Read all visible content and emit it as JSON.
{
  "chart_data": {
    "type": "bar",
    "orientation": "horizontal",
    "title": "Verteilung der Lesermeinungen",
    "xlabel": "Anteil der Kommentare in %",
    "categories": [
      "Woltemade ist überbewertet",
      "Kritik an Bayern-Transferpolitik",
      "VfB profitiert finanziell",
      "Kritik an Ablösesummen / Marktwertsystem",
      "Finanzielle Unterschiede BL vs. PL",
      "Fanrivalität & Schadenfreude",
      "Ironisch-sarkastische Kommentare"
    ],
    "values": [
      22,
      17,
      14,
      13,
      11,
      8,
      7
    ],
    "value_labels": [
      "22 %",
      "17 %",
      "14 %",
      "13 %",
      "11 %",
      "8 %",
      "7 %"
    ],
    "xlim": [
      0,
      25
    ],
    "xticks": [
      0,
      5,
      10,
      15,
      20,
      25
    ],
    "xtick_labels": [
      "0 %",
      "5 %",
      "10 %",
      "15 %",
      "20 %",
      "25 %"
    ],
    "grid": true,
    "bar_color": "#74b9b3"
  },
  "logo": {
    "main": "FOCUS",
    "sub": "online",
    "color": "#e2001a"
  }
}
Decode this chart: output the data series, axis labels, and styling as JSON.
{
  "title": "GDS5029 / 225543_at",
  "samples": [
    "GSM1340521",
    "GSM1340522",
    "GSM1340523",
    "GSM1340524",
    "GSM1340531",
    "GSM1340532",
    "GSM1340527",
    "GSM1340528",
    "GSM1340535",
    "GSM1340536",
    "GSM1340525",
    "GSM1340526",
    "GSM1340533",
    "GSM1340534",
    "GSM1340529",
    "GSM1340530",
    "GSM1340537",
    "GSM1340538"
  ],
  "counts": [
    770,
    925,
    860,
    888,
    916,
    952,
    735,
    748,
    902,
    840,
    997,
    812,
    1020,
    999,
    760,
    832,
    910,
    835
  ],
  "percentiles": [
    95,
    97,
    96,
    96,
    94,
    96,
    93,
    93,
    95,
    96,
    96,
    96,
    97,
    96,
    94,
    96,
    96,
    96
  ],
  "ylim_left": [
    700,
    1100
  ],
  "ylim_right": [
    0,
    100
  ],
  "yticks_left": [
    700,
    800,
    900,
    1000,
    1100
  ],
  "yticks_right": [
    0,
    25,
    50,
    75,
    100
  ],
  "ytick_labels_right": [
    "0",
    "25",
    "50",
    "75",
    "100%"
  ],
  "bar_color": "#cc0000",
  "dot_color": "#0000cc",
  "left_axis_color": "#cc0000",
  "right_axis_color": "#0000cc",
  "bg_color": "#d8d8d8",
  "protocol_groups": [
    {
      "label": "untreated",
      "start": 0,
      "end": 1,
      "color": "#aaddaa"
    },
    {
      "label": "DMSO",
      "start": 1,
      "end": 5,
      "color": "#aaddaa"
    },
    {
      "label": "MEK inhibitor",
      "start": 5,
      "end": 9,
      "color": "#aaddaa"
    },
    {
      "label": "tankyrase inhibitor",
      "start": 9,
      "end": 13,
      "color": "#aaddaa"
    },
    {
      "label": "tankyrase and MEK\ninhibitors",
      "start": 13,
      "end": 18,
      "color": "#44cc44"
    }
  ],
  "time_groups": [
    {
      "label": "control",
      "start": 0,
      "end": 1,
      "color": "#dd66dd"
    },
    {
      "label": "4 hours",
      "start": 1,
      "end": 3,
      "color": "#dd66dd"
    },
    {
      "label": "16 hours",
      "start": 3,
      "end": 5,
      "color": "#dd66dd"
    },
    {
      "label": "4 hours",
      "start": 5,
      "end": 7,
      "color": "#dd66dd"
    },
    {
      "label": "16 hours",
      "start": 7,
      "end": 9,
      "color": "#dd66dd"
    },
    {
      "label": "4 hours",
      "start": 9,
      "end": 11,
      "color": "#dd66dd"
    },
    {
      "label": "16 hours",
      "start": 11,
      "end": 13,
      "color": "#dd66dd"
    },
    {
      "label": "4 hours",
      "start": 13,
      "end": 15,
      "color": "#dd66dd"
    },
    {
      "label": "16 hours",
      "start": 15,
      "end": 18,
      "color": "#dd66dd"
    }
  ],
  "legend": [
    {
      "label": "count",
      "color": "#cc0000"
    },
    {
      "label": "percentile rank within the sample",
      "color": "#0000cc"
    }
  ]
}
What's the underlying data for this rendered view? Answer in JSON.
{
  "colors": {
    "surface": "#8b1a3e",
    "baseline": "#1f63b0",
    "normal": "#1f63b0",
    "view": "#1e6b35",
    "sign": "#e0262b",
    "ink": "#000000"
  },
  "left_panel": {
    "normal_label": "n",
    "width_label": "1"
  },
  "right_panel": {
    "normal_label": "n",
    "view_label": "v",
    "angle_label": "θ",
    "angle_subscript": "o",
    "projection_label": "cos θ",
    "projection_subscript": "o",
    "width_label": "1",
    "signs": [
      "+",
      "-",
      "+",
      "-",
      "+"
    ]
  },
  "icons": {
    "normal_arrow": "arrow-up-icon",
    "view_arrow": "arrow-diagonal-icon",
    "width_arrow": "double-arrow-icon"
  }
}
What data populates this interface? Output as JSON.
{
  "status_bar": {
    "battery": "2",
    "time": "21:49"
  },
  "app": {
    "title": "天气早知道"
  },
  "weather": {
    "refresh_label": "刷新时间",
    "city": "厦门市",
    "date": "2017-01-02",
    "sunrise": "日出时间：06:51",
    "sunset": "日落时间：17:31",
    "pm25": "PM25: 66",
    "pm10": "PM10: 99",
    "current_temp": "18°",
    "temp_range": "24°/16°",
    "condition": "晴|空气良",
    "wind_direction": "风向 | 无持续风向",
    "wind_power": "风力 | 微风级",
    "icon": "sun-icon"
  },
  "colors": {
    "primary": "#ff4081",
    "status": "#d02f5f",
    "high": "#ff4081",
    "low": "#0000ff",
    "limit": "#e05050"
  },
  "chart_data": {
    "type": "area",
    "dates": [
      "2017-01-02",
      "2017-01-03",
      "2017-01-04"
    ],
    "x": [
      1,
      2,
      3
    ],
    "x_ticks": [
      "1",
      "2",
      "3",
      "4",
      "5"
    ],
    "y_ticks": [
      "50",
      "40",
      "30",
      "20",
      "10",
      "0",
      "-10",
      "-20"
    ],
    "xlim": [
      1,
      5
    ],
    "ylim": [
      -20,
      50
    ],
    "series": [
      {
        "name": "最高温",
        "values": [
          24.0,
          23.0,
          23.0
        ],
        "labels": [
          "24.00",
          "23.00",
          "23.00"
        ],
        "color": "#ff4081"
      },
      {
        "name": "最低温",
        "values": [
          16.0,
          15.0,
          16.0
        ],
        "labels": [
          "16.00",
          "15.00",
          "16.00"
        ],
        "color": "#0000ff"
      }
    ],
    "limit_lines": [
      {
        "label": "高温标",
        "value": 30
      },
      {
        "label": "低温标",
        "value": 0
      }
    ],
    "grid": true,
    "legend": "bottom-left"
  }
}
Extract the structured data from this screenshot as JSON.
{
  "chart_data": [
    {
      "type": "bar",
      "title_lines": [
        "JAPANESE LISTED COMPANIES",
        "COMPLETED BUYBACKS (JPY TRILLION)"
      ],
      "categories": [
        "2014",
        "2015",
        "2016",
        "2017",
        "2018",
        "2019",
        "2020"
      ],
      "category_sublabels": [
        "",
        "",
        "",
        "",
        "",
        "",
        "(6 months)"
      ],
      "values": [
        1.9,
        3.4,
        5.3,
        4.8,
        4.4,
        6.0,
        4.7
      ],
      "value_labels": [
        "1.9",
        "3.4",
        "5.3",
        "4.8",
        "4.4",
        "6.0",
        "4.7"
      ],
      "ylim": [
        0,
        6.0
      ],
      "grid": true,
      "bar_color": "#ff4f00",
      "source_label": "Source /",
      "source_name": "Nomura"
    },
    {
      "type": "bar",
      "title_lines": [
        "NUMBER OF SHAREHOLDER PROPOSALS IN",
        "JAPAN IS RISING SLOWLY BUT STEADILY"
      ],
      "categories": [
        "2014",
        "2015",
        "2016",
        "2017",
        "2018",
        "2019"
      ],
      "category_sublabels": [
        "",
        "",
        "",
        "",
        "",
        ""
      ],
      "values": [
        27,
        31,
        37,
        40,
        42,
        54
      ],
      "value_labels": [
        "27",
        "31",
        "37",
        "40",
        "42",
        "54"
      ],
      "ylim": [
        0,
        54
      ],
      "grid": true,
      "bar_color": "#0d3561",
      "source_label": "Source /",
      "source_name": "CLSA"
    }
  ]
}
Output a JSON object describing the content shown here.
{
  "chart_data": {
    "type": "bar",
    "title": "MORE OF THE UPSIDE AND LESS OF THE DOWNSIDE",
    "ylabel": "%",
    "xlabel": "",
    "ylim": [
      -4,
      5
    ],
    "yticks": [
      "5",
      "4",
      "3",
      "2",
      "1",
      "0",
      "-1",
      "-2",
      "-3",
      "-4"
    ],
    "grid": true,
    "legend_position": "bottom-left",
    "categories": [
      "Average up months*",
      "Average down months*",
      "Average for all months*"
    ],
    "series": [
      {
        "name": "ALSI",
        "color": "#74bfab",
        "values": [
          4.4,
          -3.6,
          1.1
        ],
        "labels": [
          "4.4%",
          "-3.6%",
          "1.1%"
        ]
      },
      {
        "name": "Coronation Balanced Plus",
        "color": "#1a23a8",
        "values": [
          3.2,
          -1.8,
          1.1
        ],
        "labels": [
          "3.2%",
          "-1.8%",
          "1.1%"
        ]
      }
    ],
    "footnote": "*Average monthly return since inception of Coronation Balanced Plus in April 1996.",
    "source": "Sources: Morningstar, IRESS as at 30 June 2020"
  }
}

» **TASK DETAILS**: Search the entries for the word "Average" and copy every line that has it.

» **REPLY**:
      "Average up months*",
      "Average down months*",
      "Average for all months*"
    "footnote": "*Average monthly return since inception of Coronation Balanced Plus in April 1996.",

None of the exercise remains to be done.